**Description of the task**
Swap every "committed-bar" in the rows below for "planned-bar" and repeat the rows otherwise unchanged, leaving out the pictures.

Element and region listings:
--- --- ---

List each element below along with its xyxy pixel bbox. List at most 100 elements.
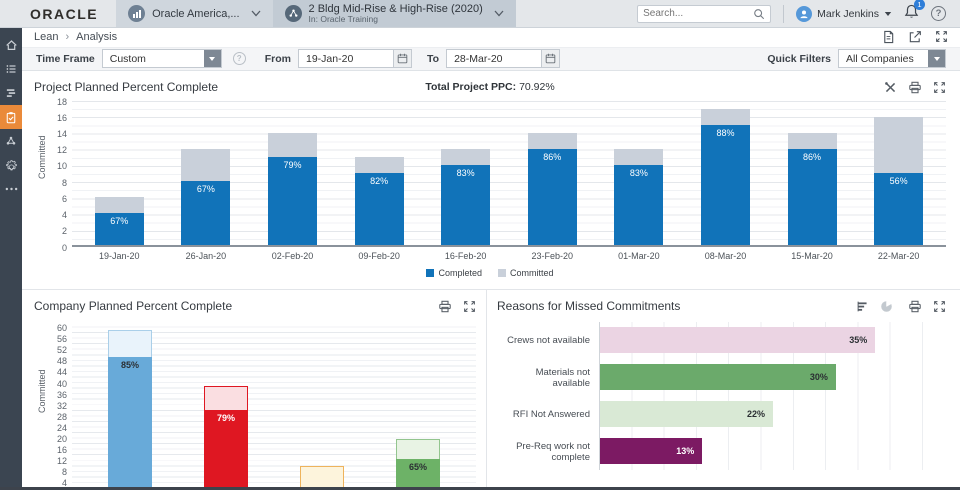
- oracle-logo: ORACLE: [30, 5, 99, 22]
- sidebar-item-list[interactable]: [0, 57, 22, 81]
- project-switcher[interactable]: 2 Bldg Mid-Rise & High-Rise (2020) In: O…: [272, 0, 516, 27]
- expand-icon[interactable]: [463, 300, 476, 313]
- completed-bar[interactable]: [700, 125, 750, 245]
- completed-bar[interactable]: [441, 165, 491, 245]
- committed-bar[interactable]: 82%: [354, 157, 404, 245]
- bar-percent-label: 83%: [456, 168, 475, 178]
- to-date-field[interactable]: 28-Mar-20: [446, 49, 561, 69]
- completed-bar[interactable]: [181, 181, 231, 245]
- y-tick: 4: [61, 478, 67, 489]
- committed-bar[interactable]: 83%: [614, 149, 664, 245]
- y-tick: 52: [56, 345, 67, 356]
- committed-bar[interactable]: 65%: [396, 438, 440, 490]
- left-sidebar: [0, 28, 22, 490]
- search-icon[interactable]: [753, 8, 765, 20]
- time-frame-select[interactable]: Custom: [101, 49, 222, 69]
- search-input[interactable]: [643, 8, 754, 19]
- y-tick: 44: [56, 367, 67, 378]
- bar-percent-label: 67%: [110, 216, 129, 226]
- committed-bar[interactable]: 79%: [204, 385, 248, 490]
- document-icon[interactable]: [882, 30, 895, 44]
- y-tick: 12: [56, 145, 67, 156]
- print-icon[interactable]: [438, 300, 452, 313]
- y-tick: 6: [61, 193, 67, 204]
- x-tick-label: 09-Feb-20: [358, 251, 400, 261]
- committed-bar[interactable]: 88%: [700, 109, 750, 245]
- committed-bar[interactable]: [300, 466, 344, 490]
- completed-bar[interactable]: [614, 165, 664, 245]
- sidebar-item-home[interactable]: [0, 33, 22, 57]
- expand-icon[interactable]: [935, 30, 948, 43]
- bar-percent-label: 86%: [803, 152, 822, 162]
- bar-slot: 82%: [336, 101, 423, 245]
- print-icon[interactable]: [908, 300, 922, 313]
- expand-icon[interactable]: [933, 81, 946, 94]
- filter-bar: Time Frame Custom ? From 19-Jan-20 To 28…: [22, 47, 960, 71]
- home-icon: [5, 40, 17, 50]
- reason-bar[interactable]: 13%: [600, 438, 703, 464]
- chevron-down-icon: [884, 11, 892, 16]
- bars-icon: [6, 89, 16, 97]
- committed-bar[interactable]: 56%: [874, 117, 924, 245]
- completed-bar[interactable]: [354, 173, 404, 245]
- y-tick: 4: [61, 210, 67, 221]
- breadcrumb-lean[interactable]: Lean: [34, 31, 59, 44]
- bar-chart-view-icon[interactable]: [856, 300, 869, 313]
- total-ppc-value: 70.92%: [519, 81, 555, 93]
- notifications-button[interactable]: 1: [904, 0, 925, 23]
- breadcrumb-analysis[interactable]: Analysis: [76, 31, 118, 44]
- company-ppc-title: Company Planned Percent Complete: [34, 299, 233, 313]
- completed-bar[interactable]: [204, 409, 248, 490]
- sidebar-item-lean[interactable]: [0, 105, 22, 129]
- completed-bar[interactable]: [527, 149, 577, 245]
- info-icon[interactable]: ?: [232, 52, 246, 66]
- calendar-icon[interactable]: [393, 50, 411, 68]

--- --- ---

**Result of the task**
List each element below along with its xyxy pixel bbox. List at most 100 elements.
- oracle-logo: ORACLE: [30, 5, 99, 22]
- sidebar-item-list[interactable]: [0, 57, 22, 81]
- project-switcher[interactable]: 2 Bldg Mid-Rise & High-Rise (2020) In: O…: [272, 0, 516, 27]
- expand-icon[interactable]: [463, 300, 476, 313]
- completed-bar[interactable]: [700, 125, 750, 245]
- completed-bar[interactable]: [441, 165, 491, 245]
- planned-bar[interactable]: 82%: [354, 157, 404, 245]
- bar-percent-label: 83%: [456, 168, 475, 178]
- to-date-field[interactable]: 28-Mar-20: [446, 49, 561, 69]
- completed-bar[interactable]: [181, 181, 231, 245]
- y-tick: 4: [61, 478, 67, 489]
- planned-bar[interactable]: 83%: [614, 149, 664, 245]
- y-tick: 52: [56, 345, 67, 356]
- planned-bar[interactable]: 65%: [396, 438, 440, 490]
- left-sidebar: [0, 28, 22, 490]
- search-icon[interactable]: [753, 8, 765, 20]
- time-frame-select[interactable]: Custom: [101, 49, 222, 69]
- search-input[interactable]: [643, 8, 754, 19]
- y-tick: 44: [56, 367, 67, 378]
- bar-percent-label: 67%: [110, 216, 129, 226]
- planned-bar[interactable]: 79%: [204, 385, 248, 490]
- document-icon[interactable]: [882, 30, 895, 44]
- y-tick: 12: [56, 145, 67, 156]
- print-icon[interactable]: [438, 300, 452, 313]
- y-tick: 6: [61, 193, 67, 204]
- x-tick-label: 09-Feb-20: [358, 251, 400, 261]
- planned-bar[interactable]: 88%: [700, 109, 750, 245]
- planned-bar[interactable]: [300, 466, 344, 490]
- completed-bar[interactable]: [614, 165, 664, 245]
- sidebar-item-home[interactable]: [0, 33, 22, 57]
- expand-icon[interactable]: [935, 30, 948, 43]
- bar-percent-label: 86%: [803, 152, 822, 162]
- bar-slot: 82%: [336, 101, 423, 245]
- print-icon[interactable]: [908, 300, 922, 313]
- expand-icon[interactable]: [933, 81, 946, 94]
- filter-bar: Time Frame Custom ? From 19-Jan-20 To 28…: [22, 47, 960, 71]
- home-icon: [5, 40, 17, 50]
- reason-bar[interactable]: 13%: [600, 438, 703, 464]
- chevron-down-icon: [884, 11, 892, 16]
- bars-icon: [6, 89, 16, 97]
- planned-bar[interactable]: 56%: [874, 117, 924, 245]
- completed-bar[interactable]: [354, 173, 404, 245]
- y-tick: 4: [61, 210, 67, 221]
- breadcrumb-lean[interactable]: Lean: [34, 31, 59, 44]
- bar-chart-view-icon[interactable]: [856, 300, 869, 313]
- total-ppc-value: 70.92%: [519, 81, 555, 93]
- notifications-button[interactable]: 1: [904, 0, 925, 23]
- breadcrumb-analysis[interactable]: Analysis: [76, 31, 118, 44]
- company-ppc-title: Company Planned Percent Complete: [34, 299, 233, 313]
- completed-bar[interactable]: [204, 409, 248, 490]
- sidebar-item-lean[interactable]: [0, 105, 22, 129]
- completed-bar[interactable]: [527, 149, 577, 245]
- info-icon[interactable]: ?: [232, 52, 246, 66]
- calendar-icon[interactable]: [393, 50, 411, 68]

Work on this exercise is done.